WHAT YOU NEED TO DO:
Answer with a single number, the count of lines holding the word "Vorschriften".

━━ INPUT FOR THIS TASK

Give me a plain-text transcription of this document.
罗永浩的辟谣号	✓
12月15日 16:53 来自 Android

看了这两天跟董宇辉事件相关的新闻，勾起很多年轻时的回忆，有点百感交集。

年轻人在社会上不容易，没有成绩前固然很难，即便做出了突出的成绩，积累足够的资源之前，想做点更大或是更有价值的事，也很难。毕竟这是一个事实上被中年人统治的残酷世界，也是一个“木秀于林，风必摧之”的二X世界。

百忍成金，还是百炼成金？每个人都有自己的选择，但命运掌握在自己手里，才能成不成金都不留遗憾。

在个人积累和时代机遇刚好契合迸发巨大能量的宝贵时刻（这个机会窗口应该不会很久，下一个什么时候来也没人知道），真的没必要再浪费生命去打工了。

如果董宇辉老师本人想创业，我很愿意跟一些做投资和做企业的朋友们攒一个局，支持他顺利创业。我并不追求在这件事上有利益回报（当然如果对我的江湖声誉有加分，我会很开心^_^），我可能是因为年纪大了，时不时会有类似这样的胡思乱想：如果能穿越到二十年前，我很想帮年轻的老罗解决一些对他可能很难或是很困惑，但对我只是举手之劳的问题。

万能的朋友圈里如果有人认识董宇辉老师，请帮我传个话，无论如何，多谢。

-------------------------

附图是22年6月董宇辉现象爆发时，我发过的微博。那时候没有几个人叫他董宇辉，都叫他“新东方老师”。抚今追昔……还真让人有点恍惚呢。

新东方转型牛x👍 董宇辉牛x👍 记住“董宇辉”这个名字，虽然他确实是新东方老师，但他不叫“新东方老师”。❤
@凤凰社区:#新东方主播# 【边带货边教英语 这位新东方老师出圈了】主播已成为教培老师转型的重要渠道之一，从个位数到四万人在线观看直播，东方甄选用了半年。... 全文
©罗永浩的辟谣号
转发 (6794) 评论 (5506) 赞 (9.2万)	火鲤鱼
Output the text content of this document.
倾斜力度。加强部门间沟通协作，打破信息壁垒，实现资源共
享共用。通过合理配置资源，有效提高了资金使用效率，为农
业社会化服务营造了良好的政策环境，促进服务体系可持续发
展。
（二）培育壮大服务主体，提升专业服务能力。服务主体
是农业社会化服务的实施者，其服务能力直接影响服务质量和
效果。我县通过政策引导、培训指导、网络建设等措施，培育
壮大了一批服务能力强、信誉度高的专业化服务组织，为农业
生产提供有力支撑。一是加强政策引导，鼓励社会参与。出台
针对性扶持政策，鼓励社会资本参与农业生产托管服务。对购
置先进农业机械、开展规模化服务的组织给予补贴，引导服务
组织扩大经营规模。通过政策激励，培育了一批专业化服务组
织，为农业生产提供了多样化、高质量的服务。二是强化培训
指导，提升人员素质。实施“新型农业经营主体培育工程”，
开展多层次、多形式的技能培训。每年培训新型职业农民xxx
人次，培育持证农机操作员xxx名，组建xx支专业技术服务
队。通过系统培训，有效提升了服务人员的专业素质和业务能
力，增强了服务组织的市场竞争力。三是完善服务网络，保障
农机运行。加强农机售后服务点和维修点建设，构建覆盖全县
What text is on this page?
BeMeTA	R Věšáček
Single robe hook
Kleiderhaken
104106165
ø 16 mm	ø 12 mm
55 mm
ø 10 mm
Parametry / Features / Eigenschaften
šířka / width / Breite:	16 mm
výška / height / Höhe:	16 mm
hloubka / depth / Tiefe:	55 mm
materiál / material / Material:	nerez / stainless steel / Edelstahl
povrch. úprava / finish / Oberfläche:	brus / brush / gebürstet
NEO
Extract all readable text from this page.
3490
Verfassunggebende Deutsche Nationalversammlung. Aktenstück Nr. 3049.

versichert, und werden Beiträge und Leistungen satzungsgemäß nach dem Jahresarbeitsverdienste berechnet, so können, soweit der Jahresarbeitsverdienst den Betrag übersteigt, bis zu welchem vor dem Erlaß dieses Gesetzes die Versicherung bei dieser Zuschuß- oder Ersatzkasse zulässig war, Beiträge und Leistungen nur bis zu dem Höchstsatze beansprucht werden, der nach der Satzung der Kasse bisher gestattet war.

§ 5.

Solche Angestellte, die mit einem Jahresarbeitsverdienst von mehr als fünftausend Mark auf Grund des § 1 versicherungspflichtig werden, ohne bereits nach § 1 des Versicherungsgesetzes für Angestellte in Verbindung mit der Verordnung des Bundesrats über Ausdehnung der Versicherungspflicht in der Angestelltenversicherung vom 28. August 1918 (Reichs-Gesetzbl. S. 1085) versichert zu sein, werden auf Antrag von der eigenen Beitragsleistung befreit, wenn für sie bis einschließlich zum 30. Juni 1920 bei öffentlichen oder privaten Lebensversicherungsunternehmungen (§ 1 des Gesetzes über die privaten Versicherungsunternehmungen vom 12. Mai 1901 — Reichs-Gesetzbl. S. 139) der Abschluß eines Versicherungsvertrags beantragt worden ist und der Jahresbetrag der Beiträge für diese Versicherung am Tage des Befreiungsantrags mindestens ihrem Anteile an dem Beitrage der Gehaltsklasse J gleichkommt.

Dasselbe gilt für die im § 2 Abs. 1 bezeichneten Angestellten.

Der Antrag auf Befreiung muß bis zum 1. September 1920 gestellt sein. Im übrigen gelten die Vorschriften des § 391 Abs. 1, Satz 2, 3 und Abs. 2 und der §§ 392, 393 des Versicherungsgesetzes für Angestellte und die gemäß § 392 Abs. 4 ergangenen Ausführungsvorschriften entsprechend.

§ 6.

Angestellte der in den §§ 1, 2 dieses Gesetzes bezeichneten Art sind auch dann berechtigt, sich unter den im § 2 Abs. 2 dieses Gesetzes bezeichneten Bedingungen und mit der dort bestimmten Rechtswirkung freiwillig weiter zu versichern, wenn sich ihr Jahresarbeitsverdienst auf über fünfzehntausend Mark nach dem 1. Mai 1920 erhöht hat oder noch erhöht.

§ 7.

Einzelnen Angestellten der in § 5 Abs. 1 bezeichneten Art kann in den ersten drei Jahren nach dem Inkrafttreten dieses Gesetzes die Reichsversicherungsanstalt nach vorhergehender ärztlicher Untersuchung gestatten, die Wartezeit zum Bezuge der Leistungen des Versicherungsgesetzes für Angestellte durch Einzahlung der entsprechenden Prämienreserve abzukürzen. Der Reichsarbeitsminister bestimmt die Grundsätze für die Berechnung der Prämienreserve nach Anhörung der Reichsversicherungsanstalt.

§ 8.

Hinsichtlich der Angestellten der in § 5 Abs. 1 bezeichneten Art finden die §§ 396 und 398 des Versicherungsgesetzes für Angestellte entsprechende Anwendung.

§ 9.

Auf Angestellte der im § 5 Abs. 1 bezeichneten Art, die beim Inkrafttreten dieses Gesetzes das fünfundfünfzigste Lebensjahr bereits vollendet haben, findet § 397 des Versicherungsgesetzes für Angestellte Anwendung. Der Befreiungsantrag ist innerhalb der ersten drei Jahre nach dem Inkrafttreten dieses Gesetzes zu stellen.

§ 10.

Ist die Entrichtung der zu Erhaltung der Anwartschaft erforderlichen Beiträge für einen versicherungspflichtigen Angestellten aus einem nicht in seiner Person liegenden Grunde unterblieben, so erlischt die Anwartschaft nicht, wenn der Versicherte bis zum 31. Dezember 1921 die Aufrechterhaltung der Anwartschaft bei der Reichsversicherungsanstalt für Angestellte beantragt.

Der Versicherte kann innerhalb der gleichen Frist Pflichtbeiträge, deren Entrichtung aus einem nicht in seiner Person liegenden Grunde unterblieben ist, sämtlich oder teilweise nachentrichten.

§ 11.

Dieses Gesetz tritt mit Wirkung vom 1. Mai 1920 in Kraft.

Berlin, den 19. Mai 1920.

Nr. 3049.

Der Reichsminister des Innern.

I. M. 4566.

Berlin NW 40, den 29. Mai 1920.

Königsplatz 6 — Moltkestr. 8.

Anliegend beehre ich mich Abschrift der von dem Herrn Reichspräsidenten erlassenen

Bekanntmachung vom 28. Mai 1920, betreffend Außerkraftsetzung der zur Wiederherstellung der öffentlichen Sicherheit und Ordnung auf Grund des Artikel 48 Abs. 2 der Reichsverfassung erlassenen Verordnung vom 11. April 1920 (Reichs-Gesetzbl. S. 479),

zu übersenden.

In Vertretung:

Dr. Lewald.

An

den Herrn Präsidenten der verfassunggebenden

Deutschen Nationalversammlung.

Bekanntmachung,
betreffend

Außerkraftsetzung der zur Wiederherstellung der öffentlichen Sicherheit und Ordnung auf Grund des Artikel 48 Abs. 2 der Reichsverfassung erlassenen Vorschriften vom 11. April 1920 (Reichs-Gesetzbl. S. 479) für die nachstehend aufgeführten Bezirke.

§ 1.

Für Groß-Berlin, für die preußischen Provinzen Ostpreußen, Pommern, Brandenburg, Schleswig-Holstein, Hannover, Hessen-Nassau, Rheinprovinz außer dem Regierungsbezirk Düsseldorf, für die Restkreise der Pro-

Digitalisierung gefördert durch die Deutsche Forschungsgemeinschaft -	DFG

━━━━

THE COMPLETED TASK:
2